STORED ROWS →
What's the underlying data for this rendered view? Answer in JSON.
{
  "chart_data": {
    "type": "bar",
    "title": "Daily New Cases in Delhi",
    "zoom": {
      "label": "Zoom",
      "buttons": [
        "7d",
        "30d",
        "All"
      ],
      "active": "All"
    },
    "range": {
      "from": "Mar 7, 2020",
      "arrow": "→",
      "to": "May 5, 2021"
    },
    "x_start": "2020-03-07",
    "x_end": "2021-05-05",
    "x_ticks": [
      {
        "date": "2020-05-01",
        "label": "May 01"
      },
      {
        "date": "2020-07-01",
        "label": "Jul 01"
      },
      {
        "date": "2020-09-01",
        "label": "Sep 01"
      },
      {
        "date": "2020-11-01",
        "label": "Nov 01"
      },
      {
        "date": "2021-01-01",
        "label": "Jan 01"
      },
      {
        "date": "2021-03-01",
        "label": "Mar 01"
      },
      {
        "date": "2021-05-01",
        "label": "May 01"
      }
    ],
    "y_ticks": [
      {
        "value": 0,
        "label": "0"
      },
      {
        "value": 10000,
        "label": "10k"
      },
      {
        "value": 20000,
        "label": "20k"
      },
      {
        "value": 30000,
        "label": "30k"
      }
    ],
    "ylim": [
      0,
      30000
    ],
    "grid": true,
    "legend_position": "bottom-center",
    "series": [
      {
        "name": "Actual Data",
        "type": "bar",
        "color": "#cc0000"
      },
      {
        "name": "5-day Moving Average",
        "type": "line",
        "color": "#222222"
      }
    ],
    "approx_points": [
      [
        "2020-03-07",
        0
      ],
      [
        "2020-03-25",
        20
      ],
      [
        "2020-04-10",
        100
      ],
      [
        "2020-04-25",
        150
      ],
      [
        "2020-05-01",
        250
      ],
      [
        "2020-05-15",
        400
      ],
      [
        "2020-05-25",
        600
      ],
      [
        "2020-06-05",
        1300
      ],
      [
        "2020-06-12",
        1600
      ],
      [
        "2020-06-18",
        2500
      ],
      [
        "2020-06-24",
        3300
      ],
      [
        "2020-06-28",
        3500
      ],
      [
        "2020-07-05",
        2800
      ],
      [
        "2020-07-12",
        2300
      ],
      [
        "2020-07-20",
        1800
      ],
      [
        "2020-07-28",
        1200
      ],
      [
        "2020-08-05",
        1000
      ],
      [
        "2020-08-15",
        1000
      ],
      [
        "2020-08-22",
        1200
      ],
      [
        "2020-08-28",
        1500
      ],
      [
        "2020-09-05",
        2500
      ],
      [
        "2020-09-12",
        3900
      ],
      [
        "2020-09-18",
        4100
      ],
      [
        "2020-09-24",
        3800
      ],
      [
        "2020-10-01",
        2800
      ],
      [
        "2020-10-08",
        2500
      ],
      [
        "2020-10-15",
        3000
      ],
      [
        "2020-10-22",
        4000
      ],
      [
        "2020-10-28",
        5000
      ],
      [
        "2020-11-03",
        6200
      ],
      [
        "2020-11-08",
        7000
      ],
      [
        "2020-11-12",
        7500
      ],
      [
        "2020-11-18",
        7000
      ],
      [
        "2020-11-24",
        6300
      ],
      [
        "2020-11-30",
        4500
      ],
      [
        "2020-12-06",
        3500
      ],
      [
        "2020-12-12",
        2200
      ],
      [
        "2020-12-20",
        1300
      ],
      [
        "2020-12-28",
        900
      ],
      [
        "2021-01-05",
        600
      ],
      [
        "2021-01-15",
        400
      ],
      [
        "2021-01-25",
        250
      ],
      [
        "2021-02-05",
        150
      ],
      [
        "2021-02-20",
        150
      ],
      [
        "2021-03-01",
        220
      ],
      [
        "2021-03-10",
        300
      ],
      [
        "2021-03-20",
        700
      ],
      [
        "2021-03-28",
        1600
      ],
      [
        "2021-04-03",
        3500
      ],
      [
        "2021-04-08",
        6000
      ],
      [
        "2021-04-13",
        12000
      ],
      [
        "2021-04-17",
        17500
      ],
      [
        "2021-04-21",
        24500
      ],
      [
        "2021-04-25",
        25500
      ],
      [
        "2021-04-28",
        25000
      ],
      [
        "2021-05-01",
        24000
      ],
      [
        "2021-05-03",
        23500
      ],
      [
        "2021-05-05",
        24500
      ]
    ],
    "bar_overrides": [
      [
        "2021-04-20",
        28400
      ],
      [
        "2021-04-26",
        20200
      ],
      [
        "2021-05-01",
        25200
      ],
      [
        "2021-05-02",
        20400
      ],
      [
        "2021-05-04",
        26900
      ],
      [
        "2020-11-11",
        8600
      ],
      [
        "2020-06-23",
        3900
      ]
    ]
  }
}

...

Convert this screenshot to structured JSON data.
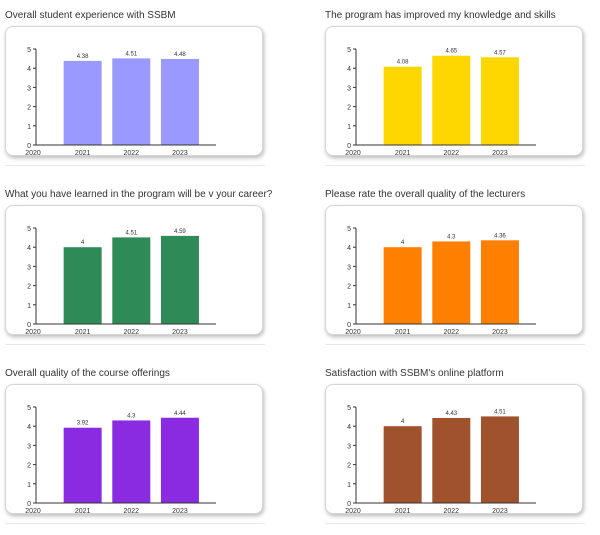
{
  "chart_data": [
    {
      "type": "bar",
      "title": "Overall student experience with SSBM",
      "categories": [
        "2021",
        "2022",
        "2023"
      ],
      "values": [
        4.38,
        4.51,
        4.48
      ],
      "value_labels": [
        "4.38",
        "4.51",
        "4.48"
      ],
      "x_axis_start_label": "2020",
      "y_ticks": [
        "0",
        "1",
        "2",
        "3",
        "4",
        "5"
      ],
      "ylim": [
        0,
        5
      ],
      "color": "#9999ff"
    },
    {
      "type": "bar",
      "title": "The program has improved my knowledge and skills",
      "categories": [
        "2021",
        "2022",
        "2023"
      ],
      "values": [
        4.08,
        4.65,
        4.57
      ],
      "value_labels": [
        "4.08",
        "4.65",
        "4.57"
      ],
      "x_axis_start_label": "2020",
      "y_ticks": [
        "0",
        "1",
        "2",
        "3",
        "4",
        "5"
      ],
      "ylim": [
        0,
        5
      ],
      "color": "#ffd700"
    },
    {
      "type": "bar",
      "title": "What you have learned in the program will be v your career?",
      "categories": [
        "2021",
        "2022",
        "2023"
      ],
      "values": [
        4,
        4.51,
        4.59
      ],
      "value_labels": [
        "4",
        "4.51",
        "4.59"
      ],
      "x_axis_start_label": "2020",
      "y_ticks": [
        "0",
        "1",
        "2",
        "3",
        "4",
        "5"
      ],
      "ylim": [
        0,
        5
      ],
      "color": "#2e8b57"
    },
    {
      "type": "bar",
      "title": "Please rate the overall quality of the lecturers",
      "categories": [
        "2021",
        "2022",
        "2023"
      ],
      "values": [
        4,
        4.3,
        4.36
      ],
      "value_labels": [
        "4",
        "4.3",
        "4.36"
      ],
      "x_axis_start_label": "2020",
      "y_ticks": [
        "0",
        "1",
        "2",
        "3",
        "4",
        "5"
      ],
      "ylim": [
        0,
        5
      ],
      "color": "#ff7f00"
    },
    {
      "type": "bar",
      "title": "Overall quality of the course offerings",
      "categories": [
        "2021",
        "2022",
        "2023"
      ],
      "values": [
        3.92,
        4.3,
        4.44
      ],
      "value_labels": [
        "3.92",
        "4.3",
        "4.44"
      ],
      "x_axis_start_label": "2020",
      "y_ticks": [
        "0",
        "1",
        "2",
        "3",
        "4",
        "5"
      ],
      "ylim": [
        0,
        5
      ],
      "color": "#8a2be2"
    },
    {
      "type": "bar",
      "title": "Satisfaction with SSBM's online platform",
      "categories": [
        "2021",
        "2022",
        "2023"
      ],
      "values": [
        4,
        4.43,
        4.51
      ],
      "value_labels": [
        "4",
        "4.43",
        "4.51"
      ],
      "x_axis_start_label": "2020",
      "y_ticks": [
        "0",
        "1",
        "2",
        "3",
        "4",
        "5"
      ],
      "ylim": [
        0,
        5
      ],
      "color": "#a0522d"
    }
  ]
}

PROBLEM REQUIREMENTS → Copy out each line of the data where the string "with" appears.

ANSWER TO THE EXERCISE →
      "title": "Overall student experience with SSBM",
      "title": "Satisfaction with SSBM's online platform",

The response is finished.